▶ [Work instructions]: Locate the lines that hold the string "Ratio". Copy every such line.

Entries from a dataset:
== == ==

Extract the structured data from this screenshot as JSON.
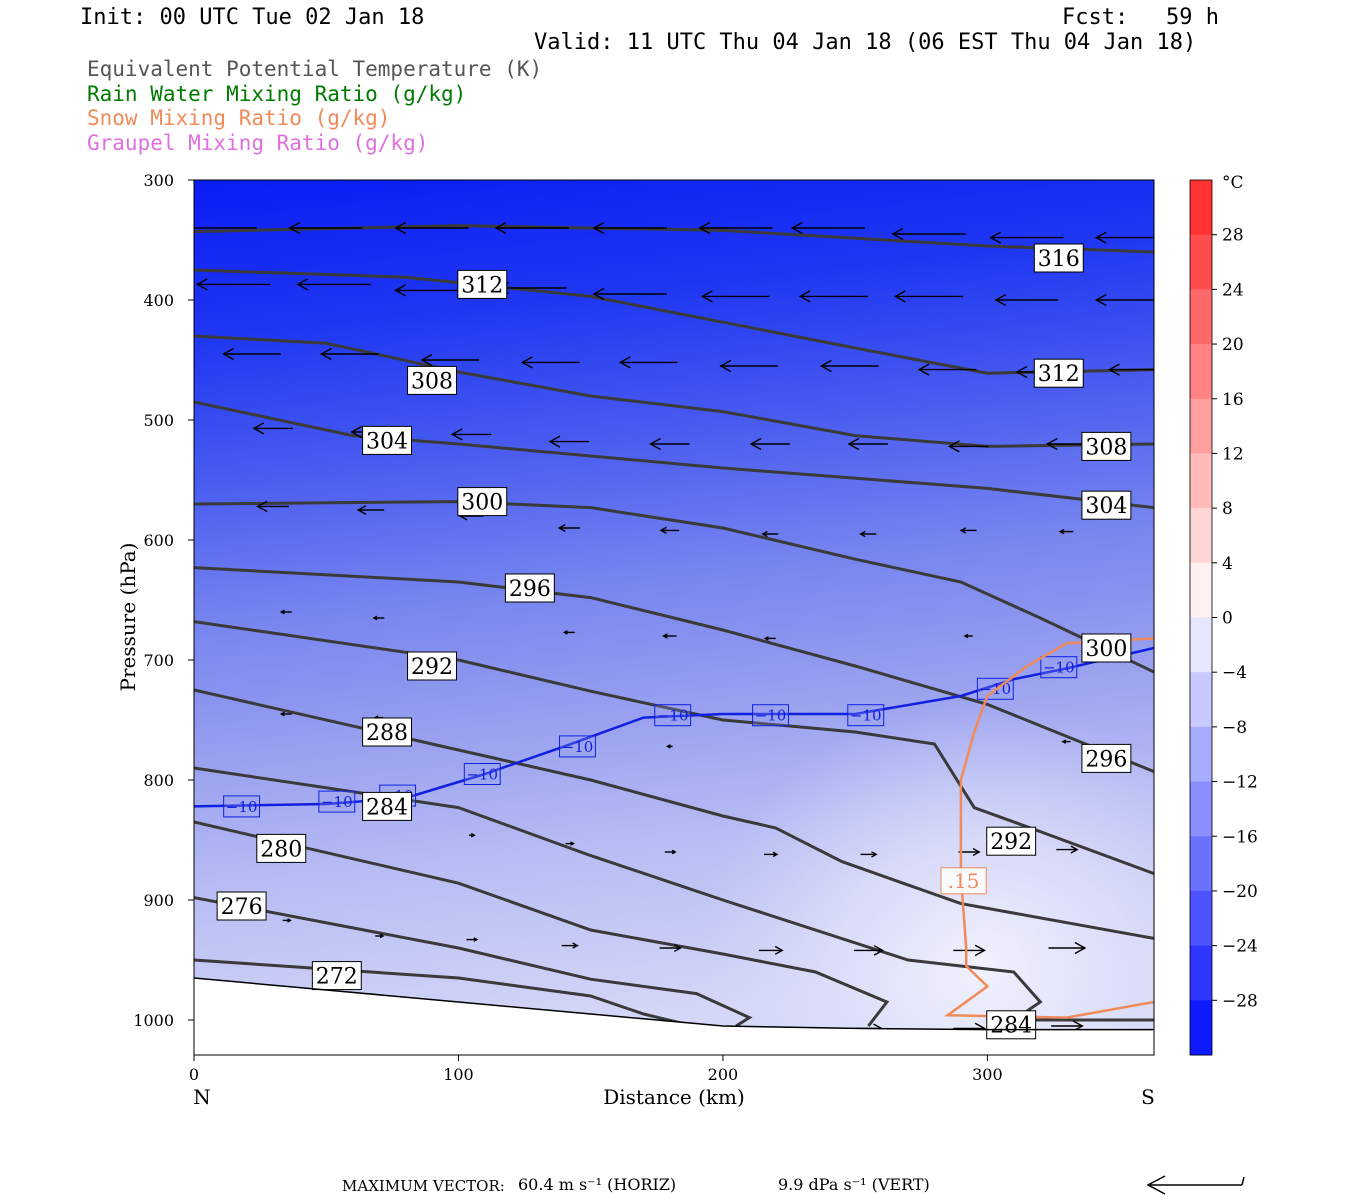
{
  "header": {
    "init": "Init: 00 UTC Tue 02 Jan 18",
    "fcst_label": "Fcst:",
    "fcst_value": "59 h",
    "valid": "Valid: 11 UTC Thu 04 Jan 18 (06 EST Thu 04 Jan 18)"
  },
  "legend": [
    {
      "label": "Equivalent Potential Temperature (K)",
      "color": "#555555"
    },
    {
      "label": "Rain Water Mixing Ratio (g/kg)",
      "color": "#007a00"
    },
    {
      "label": "Snow Mixing Ratio (g/kg)",
      "color": "#f08a5a"
    },
    {
      "label": "Graupel Mixing Ratio (g/kg)",
      "color": "#e070e0"
    }
  ],
  "chart_data": {
    "type": "cross-section",
    "xlabel": "Distance (km)",
    "ylabel": "Pressure (hPa)",
    "xlim": [
      0,
      363
    ],
    "ylim": [
      1030,
      300
    ],
    "x_ticks": [
      0,
      100,
      200,
      300
    ],
    "y_ticks": [
      300,
      400,
      500,
      600,
      700,
      800,
      900,
      1000
    ],
    "x_end_labels": {
      "left": "N",
      "right": "S"
    },
    "colorbar": {
      "unit": "°C",
      "min": -32,
      "max": 32,
      "step": 4,
      "tick_labels": [
        "28",
        "24",
        "20",
        "16",
        "12",
        "8",
        "4",
        "0",
        "−4",
        "−8",
        "−12",
        "−16",
        "−20",
        "−24",
        "−28"
      ]
    },
    "theta_e_contours": [
      {
        "value": 316,
        "points": [
          [
            0,
            343
          ],
          [
            100,
            338
          ],
          [
            200,
            342
          ],
          [
            300,
            355
          ],
          [
            363,
            360
          ]
        ]
      },
      {
        "value": 312,
        "points": [
          [
            0,
            375
          ],
          [
            80,
            381
          ],
          [
            150,
            397
          ],
          [
            250,
            440
          ],
          [
            300,
            461
          ],
          [
            363,
            458
          ]
        ]
      },
      {
        "value": 308,
        "points": [
          [
            0,
            430
          ],
          [
            50,
            436
          ],
          [
            100,
            460
          ],
          [
            150,
            480
          ],
          [
            200,
            493
          ],
          [
            250,
            513
          ],
          [
            300,
            522
          ],
          [
            363,
            520
          ]
        ]
      },
      {
        "value": 304,
        "points": [
          [
            0,
            485
          ],
          [
            60,
            513
          ],
          [
            100,
            520
          ],
          [
            200,
            540
          ],
          [
            300,
            557
          ],
          [
            363,
            573
          ]
        ]
      },
      {
        "value": 300,
        "points": [
          [
            0,
            570
          ],
          [
            100,
            568
          ],
          [
            150,
            573
          ],
          [
            200,
            590
          ],
          [
            250,
            616
          ],
          [
            290,
            635
          ],
          [
            320,
            665
          ],
          [
            363,
            710
          ]
        ]
      },
      {
        "value": 296,
        "points": [
          [
            0,
            623
          ],
          [
            100,
            635
          ],
          [
            150,
            648
          ],
          [
            200,
            675
          ],
          [
            250,
            705
          ],
          [
            300,
            737
          ],
          [
            363,
            793
          ]
        ]
      },
      {
        "value": 292,
        "points": [
          [
            0,
            668
          ],
          [
            100,
            700
          ],
          [
            150,
            726
          ],
          [
            200,
            750
          ],
          [
            250,
            760
          ],
          [
            280,
            770
          ],
          [
            295,
            823
          ],
          [
            320,
            843
          ],
          [
            363,
            878
          ]
        ]
      },
      {
        "value": 288,
        "points": [
          [
            0,
            725
          ],
          [
            100,
            775
          ],
          [
            150,
            800
          ],
          [
            200,
            830
          ],
          [
            220,
            840
          ],
          [
            245,
            868
          ],
          [
            290,
            903
          ],
          [
            363,
            932
          ]
        ]
      },
      {
        "value": 284,
        "points": [
          [
            0,
            790
          ],
          [
            100,
            823
          ],
          [
            150,
            863
          ],
          [
            200,
            900
          ],
          [
            270,
            950
          ],
          [
            310,
            960
          ],
          [
            320,
            985
          ],
          [
            310,
            1000
          ],
          [
            363,
            1000
          ]
        ]
      },
      {
        "value": 280,
        "points": [
          [
            0,
            835
          ],
          [
            100,
            886
          ],
          [
            150,
            925
          ],
          [
            200,
            945
          ],
          [
            235,
            960
          ],
          [
            262,
            985
          ],
          [
            255,
            1005
          ]
        ]
      },
      {
        "value": 276,
        "points": [
          [
            0,
            898
          ],
          [
            100,
            940
          ],
          [
            150,
            966
          ],
          [
            190,
            978
          ],
          [
            210,
            998
          ],
          [
            205,
            1005
          ]
        ]
      },
      {
        "value": 272,
        "points": [
          [
            0,
            950
          ],
          [
            100,
            965
          ],
          [
            150,
            980
          ],
          [
            170,
            995
          ],
          [
            185,
            1003
          ]
        ]
      }
    ],
    "theta_e_labels": [
      {
        "value": "316",
        "x": 327,
        "p": 365
      },
      {
        "value": "312",
        "x": 109,
        "p": 387
      },
      {
        "value": "312",
        "x": 327,
        "p": 461
      },
      {
        "value": "308",
        "x": 90,
        "p": 467
      },
      {
        "value": "308",
        "x": 345,
        "p": 522
      },
      {
        "value": "304",
        "x": 73,
        "p": 517
      },
      {
        "value": "304",
        "x": 345,
        "p": 571
      },
      {
        "value": "300",
        "x": 109,
        "p": 568
      },
      {
        "value": "300",
        "x": 345,
        "p": 690
      },
      {
        "value": "296",
        "x": 127,
        "p": 640
      },
      {
        "value": "296",
        "x": 345,
        "p": 782
      },
      {
        "value": "292",
        "x": 90,
        "p": 705
      },
      {
        "value": "292",
        "x": 309,
        "p": 851
      },
      {
        "value": "288",
        "x": 73,
        "p": 760
      },
      {
        "value": "284",
        "x": 73,
        "p": 822
      },
      {
        "value": "284",
        "x": 309,
        "p": 1004
      },
      {
        "value": "280",
        "x": 33,
        "p": 857
      },
      {
        "value": "276",
        "x": 18,
        "p": 905
      },
      {
        "value": "272",
        "x": 54,
        "p": 963
      }
    ],
    "isotherm_minus10": {
      "value": "−10",
      "points": [
        [
          0,
          822
        ],
        [
          50,
          820
        ],
        [
          80,
          815
        ],
        [
          110,
          795
        ],
        [
          140,
          772
        ],
        [
          170,
          748
        ],
        [
          200,
          745
        ],
        [
          250,
          745
        ],
        [
          290,
          730
        ],
        [
          310,
          716
        ],
        [
          330,
          707
        ],
        [
          363,
          690
        ]
      ],
      "label_positions": [
        [
          18,
          822
        ],
        [
          54,
          818
        ],
        [
          77,
          813
        ],
        [
          109,
          795
        ],
        [
          145,
          772
        ],
        [
          181,
          746
        ],
        [
          218,
          746
        ],
        [
          254,
          746
        ],
        [
          303,
          724
        ],
        [
          327,
          706
        ]
      ]
    },
    "snow_contour": {
      "value": ".15",
      "points": [
        [
          363,
          682
        ],
        [
          330,
          686
        ],
        [
          315,
          705
        ],
        [
          300,
          730
        ],
        [
          295,
          760
        ],
        [
          290,
          800
        ],
        [
          290,
          880
        ],
        [
          292,
          940
        ],
        [
          292,
          955
        ],
        [
          300,
          972
        ],
        [
          285,
          996
        ],
        [
          330,
          998
        ],
        [
          363,
          985
        ]
      ],
      "label_position": [
        291,
        884
      ]
    },
    "wind_vectors": [
      {
        "x": 10,
        "p": 340,
        "len": 28
      },
      {
        "x": 50,
        "p": 340,
        "len": 28
      },
      {
        "x": 90,
        "p": 340,
        "len": 28
      },
      {
        "x": 128,
        "p": 340,
        "len": 28
      },
      {
        "x": 165,
        "p": 340,
        "len": 28
      },
      {
        "x": 205,
        "p": 340,
        "len": 28
      },
      {
        "x": 240,
        "p": 340,
        "len": 28
      },
      {
        "x": 278,
        "p": 345,
        "len": 28
      },
      {
        "x": 315,
        "p": 348,
        "len": 28
      },
      {
        "x": 352,
        "p": 348,
        "len": 22
      },
      {
        "x": 15,
        "p": 387,
        "len": 28
      },
      {
        "x": 53,
        "p": 387,
        "len": 28
      },
      {
        "x": 90,
        "p": 392,
        "len": 28
      },
      {
        "x": 128,
        "p": 390,
        "len": 26
      },
      {
        "x": 165,
        "p": 395,
        "len": 28
      },
      {
        "x": 205,
        "p": 397,
        "len": 26
      },
      {
        "x": 242,
        "p": 397,
        "len": 26
      },
      {
        "x": 278,
        "p": 397,
        "len": 26
      },
      {
        "x": 315,
        "p": 400,
        "len": 24
      },
      {
        "x": 352,
        "p": 400,
        "len": 22
      },
      {
        "x": 22,
        "p": 445,
        "len": 22
      },
      {
        "x": 59,
        "p": 445,
        "len": 22
      },
      {
        "x": 97,
        "p": 450,
        "len": 22
      },
      {
        "x": 135,
        "p": 452,
        "len": 22
      },
      {
        "x": 172,
        "p": 452,
        "len": 22
      },
      {
        "x": 210,
        "p": 455,
        "len": 22
      },
      {
        "x": 248,
        "p": 455,
        "len": 22
      },
      {
        "x": 285,
        "p": 458,
        "len": 22
      },
      {
        "x": 322,
        "p": 460,
        "len": 22
      },
      {
        "x": 355,
        "p": 458,
        "len": 18
      },
      {
        "x": 30,
        "p": 507,
        "len": 15
      },
      {
        "x": 67,
        "p": 510,
        "len": 15
      },
      {
        "x": 105,
        "p": 512,
        "len": 15
      },
      {
        "x": 142,
        "p": 518,
        "len": 15
      },
      {
        "x": 180,
        "p": 520,
        "len": 15
      },
      {
        "x": 218,
        "p": 520,
        "len": 15
      },
      {
        "x": 255,
        "p": 520,
        "len": 15
      },
      {
        "x": 293,
        "p": 522,
        "len": 15
      },
      {
        "x": 330,
        "p": 520,
        "len": 15
      },
      {
        "x": 30,
        "p": 572,
        "len": 12
      },
      {
        "x": 67,
        "p": 575,
        "len": 10
      },
      {
        "x": 105,
        "p": 580,
        "len": 9
      },
      {
        "x": 142,
        "p": 590,
        "len": 8
      },
      {
        "x": 180,
        "p": 592,
        "len": 7
      },
      {
        "x": 218,
        "p": 595,
        "len": 6
      },
      {
        "x": 255,
        "p": 595,
        "len": 6
      },
      {
        "x": 293,
        "p": 592,
        "len": 6
      },
      {
        "x": 330,
        "p": 593,
        "len": 5
      },
      {
        "x": 35,
        "p": 660,
        "len": 4
      },
      {
        "x": 70,
        "p": 665,
        "len": 4
      },
      {
        "x": 142,
        "p": 677,
        "len": 4
      },
      {
        "x": 180,
        "p": 680,
        "len": 5
      },
      {
        "x": 218,
        "p": 682,
        "len": 4
      },
      {
        "x": 293,
        "p": 680,
        "len": 3
      },
      {
        "x": 35,
        "p": 745,
        "len": 4
      },
      {
        "x": 70,
        "p": 748,
        "len": 3
      },
      {
        "x": 180,
        "p": 772,
        "len": 2
      },
      {
        "x": 330,
        "p": 768,
        "len": 3
      },
      {
        "x": 105,
        "p": 846,
        "len": 2
      },
      {
        "x": 142,
        "p": 853,
        "len": 3
      },
      {
        "x": 180,
        "p": 860,
        "len": 4
      },
      {
        "x": 218,
        "p": 862,
        "len": 5
      },
      {
        "x": 255,
        "p": 862,
        "len": 6
      },
      {
        "x": 293,
        "p": 860,
        "len": 8
      },
      {
        "x": 330,
        "p": 858,
        "len": 8
      },
      {
        "x": 35,
        "p": 917,
        "len": 3
      },
      {
        "x": 70,
        "p": 930,
        "len": 3
      },
      {
        "x": 105,
        "p": 933,
        "len": 4
      },
      {
        "x": 142,
        "p": 938,
        "len": 6
      },
      {
        "x": 180,
        "p": 940,
        "len": 8
      },
      {
        "x": 218,
        "p": 942,
        "len": 9
      },
      {
        "x": 255,
        "p": 942,
        "len": 11
      },
      {
        "x": 293,
        "p": 942,
        "len": 12
      },
      {
        "x": 330,
        "p": 940,
        "len": 14
      },
      {
        "x": 35,
        "p": 995,
        "len": 3
      },
      {
        "x": 70,
        "p": 998,
        "len": 3
      },
      {
        "x": 105,
        "p": 1001,
        "len": 4
      },
      {
        "x": 142,
        "p": 1004,
        "len": 5
      },
      {
        "x": 180,
        "p": 1007,
        "len": 6
      },
      {
        "x": 218,
        "p": 1008,
        "len": 7
      },
      {
        "x": 255,
        "p": 1007,
        "len": 10
      },
      {
        "x": 293,
        "p": 1007,
        "len": 12
      },
      {
        "x": 330,
        "p": 1005,
        "len": 12
      }
    ]
  },
  "footer": {
    "max_vector_label": "MAXIMUM VECTOR:",
    "horiz": "60.4 m s⁻¹ (HORIZ)",
    "vert": "9.9 dPa s⁻¹ (VERT)"
  }
}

== == ==

▶ [Solution for this task]:
      "label": "Rain Water Mixing Ratio (g/kg)",
      "label": "Snow Mixing Ratio (g/kg)",
      "label": "Graupel Mixing Ratio (g/kg)",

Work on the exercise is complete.